# Start of Raw data
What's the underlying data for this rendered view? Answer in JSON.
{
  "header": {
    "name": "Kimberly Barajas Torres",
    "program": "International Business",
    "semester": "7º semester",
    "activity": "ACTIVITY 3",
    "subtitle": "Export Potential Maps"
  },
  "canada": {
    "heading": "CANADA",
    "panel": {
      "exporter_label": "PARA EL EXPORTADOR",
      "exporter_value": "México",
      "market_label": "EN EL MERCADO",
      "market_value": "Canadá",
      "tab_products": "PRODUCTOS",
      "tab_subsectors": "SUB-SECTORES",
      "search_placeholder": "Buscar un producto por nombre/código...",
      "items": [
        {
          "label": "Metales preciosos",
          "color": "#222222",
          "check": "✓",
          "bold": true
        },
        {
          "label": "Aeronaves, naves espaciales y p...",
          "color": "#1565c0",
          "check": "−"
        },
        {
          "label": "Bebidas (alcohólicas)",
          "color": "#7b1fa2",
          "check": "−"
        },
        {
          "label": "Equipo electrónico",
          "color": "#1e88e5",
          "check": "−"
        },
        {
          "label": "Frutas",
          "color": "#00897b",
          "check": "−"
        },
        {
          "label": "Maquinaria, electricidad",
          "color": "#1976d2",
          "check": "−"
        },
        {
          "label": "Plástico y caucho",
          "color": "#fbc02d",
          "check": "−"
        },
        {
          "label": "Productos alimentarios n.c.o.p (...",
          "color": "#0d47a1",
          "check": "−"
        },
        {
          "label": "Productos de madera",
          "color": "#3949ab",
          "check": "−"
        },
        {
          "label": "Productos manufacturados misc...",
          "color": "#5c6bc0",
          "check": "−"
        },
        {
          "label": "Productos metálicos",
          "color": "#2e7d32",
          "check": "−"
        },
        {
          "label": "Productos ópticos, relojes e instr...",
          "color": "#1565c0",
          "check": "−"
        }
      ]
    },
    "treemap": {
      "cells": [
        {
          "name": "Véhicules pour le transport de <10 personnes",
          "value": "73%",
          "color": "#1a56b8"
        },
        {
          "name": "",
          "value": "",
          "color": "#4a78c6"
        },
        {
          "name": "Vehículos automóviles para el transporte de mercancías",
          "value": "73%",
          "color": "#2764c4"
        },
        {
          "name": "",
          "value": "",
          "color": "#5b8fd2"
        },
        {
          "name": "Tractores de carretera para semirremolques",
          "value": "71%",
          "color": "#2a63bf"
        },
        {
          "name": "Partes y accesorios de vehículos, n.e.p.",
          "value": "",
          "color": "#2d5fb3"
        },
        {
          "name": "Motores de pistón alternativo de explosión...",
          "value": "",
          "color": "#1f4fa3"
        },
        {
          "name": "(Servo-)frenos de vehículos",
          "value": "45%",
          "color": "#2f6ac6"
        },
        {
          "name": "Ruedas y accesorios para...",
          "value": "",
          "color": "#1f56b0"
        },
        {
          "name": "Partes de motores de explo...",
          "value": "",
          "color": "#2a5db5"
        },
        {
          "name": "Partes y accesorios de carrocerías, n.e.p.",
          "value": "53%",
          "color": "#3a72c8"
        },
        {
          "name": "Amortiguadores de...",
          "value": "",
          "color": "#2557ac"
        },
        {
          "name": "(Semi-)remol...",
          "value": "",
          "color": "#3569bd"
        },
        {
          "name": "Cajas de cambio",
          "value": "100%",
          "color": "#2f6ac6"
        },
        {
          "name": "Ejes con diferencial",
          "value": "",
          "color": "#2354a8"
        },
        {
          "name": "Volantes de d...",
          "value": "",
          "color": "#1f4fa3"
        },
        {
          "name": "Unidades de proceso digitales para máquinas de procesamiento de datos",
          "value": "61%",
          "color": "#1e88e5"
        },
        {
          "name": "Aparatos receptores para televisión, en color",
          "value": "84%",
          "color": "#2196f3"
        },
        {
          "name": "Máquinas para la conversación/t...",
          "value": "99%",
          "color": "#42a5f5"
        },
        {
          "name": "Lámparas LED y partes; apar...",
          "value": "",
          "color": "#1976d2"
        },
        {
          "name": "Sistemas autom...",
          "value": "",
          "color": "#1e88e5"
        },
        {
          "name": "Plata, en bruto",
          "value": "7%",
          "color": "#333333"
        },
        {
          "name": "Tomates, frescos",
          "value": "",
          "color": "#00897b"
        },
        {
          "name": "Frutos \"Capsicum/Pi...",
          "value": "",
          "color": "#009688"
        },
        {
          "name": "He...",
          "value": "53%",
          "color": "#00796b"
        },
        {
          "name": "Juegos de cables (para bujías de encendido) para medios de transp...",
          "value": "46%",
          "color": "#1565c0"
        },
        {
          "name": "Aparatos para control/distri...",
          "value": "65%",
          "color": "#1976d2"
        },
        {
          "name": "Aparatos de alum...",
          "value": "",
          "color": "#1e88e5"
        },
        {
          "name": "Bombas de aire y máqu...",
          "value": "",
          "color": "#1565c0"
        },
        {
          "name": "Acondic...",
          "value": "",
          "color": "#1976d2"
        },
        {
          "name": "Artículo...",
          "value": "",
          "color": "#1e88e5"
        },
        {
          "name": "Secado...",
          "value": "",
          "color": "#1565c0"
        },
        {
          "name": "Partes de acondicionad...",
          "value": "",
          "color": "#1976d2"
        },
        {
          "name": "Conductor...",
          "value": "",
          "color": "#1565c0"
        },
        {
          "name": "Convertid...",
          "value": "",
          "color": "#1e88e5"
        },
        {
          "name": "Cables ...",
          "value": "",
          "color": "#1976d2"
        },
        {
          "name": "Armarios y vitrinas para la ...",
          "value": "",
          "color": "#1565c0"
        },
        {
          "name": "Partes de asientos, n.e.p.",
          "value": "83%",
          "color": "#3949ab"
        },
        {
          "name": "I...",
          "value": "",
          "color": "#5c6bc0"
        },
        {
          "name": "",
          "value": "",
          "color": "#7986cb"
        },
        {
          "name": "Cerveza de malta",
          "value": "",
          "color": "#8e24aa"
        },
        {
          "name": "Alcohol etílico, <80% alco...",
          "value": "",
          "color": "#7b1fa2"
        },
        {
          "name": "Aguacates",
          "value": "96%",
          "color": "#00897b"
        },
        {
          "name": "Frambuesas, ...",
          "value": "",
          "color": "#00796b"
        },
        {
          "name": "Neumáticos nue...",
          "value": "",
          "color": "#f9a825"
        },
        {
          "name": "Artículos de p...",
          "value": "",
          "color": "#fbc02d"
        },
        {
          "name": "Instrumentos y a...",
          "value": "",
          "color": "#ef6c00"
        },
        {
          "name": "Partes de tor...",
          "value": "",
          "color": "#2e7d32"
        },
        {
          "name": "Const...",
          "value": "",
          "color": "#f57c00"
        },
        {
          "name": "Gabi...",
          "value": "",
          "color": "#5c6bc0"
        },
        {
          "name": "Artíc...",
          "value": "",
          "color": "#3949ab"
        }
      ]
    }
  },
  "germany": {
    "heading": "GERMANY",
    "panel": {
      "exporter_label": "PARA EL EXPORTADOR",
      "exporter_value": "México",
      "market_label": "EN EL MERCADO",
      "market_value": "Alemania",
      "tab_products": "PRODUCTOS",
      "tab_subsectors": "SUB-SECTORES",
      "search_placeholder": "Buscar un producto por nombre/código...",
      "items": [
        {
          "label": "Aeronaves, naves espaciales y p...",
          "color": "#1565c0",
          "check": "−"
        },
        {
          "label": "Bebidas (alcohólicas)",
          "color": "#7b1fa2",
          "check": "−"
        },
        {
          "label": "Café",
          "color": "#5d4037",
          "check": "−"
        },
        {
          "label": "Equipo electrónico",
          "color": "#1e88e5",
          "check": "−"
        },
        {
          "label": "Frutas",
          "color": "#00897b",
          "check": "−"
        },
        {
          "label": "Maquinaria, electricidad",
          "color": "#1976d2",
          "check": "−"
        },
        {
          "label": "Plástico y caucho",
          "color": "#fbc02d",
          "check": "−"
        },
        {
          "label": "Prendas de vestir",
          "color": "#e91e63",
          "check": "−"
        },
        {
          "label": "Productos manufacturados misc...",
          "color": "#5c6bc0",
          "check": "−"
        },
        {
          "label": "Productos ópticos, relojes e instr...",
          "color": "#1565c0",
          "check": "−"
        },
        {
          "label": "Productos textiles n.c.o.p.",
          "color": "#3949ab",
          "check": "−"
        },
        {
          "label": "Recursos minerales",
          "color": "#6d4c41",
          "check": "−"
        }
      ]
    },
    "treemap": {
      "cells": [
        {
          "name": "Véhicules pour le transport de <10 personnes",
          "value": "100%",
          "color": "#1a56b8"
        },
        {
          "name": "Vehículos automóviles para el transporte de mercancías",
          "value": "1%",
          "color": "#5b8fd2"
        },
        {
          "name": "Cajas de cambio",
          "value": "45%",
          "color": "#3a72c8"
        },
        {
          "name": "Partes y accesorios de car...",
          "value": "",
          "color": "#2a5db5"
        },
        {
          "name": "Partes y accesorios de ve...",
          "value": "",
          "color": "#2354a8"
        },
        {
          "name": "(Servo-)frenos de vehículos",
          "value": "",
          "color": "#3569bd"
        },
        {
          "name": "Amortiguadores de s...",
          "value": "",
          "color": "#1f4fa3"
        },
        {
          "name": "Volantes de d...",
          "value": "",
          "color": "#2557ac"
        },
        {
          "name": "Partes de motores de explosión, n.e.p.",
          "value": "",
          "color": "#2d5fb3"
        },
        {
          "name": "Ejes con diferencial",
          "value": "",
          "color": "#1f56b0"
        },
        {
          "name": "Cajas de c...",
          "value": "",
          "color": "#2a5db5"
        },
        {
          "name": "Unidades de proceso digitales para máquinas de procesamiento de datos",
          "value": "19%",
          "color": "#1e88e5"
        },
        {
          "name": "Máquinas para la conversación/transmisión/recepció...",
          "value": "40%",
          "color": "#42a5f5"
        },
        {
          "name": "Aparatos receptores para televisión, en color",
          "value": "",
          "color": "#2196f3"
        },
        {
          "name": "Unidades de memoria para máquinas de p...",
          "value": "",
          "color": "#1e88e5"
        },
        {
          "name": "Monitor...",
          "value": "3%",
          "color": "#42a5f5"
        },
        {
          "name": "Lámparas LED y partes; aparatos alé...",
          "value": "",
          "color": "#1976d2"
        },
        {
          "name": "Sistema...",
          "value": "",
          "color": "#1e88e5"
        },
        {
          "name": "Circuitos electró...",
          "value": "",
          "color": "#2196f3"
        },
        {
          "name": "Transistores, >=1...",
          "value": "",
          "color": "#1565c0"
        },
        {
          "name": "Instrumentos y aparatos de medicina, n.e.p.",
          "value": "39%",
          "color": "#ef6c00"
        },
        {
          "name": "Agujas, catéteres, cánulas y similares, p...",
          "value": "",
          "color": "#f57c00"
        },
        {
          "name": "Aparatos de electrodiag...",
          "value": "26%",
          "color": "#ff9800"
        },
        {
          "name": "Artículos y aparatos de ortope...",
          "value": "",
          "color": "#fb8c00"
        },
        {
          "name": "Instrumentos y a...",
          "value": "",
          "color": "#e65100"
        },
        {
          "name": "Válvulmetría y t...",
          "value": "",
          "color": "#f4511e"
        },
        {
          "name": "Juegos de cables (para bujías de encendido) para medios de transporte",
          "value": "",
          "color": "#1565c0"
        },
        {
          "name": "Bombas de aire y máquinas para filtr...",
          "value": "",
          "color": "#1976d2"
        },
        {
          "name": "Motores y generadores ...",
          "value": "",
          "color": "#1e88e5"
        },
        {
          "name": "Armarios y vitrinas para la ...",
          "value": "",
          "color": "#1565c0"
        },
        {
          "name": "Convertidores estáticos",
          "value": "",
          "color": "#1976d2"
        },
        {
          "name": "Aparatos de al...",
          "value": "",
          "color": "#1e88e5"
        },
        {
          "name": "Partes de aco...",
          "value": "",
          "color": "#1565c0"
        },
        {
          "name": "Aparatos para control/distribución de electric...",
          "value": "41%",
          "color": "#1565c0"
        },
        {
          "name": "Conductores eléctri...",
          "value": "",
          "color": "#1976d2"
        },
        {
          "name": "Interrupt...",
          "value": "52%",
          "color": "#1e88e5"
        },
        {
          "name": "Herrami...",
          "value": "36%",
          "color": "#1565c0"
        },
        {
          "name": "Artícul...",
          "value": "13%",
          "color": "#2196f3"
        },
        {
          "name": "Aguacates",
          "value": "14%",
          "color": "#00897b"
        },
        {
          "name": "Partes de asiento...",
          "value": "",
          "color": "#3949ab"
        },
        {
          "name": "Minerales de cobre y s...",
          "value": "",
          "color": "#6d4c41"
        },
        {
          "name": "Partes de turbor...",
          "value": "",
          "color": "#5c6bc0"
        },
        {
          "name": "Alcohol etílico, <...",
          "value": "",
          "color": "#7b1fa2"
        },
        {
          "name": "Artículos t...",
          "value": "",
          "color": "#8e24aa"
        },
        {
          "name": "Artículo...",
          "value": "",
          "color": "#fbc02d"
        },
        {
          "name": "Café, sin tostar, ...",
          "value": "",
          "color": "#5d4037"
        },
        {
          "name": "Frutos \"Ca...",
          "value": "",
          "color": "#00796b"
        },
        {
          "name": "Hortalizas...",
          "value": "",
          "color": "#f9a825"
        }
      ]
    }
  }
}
# End of Raw data
• [Request]:
Gather every line from the listing above in which "aire" appears, and copy those lines.

• [Response]:
          "name": "Bombas de aire y máqu...",
          "name": "Bombas de aire y máquinas para filtr...",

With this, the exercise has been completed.